### WORK TO BE COMPLETED
Every entry should be repeated exactly. Omit the pictures.

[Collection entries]
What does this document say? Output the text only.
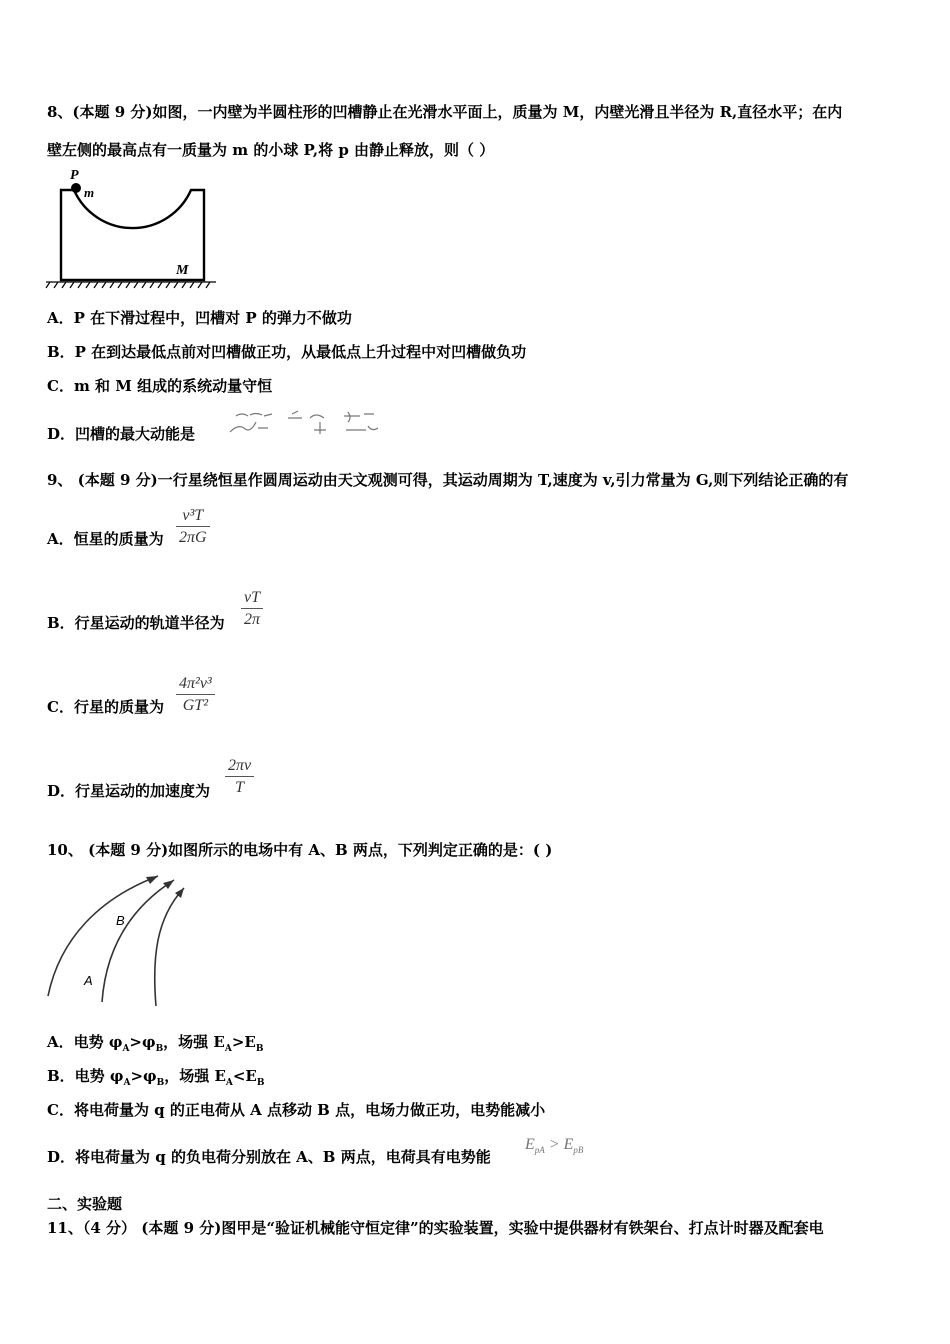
8、(本题 9 分)如图，一内壁为半圆柱形的凹槽静止在光滑水平面上，质量为 M，内壁光滑且半径为 R,直径水平；在内
壁左侧的最高点有一质量为 m 的小球 P,将 p 由静止释放，则（ ）
P
m
M
A．P 在下滑过程中，凹槽对 P 的弹力不做功
B．P 在到达最低点前对凹槽做正功，从最低点上升过程中对凹槽做负功
C．m 和 M 组成的系统动量守恒
D．凹槽的最大动能是
9、 (本题 9 分)一行星绕恒星作圆周运动由天文观测可得，其运动周期为 T,速度为 v,引力常量为 G,则下列结论正确的有
A．恒星的质量为 $\frac{\text{v³T}}{2\pi G}$
B．行星运动的轨道半径为 $\frac{vT}{2\pi}$
C．行星的质量为 $\frac{\text{4π²v³}}{\text{GT²}}$
D．行星运动的加速度为 $\frac{2\pi v}{T}$
10、 (本题 9 分)如图所示的电场中有 A、B 两点，下列判定正确的是：( )
B
A
A．电势 $\varphi_A>\varphi_B$，场强 $E_A>E_B$
B．电势 $\varphi_A>\varphi_B$，场强 $E_A<E_B$
C．将电荷量为 q 的正电荷从 A 点移动 B 点，电场力做正功，电势能减小
D．将电荷量为 q 的负电荷分别放在 A、B 两点，电荷具有电势能
$E_{pA} > E_{pB}$
二、实验题
11、（4 分） (本题 9 分)图甲是“验证机械能守恒定律”的实验装置，实验中提供器材有铁架台、打点计时器及配套电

### FINISHED TASK
What does this document say? Output the text only.
8、(本题 9 分)如图，一内壁为半圆柱形的凹槽静止在光滑水平面上，质量为 M，内壁光滑且半径为 R,直径水平；在内
壁左侧的最高点有一质量为 m 的小球 P,将 p 由静止释放，则（ ）
P
m
M
A．P 在下滑过程中，凹槽对 P 的弹力不做功
B．P 在到达最低点前对凹槽做正功，从最低点上升过程中对凹槽做负功
C．m 和 M 组成的系统动量守恒
D．凹槽的最大动能是
9、 (本题 9 分)一行星绕恒星作圆周运动由天文观测可得，其运动周期为 T,速度为 v,引力常量为 G,则下列结论正确的有
A．恒星的质量为 $\frac{\text{v³T}}{2\pi G}$
B．行星运动的轨道半径为 $\frac{vT}{2\pi}$
C．行星的质量为 $\frac{\text{4π²v³}}{\text{GT²}}$
D．行星运动的加速度为 $\frac{2\pi v}{T}$
10、 (本题 9 分)如图所示的电场中有 A、B 两点，下列判定正确的是：( )
B
A
A．电势 $\varphi_A>\varphi_B$，场强 $E_A>E_B$
B．电势 $\varphi_A>\varphi_B$，场强 $E_A<E_B$
C．将电荷量为 q 的正电荷从 A 点移动 B 点，电场力做正功，电势能减小
D．将电荷量为 q 的负电荷分别放在 A、B 两点，电荷具有电势能
$E_{pA} > E_{pB}$
二、实验题
11、（4 分） (本题 9 分)图甲是“验证机械能守恒定律”的实验装置，实验中提供器材有铁架台、打点计时器及配套电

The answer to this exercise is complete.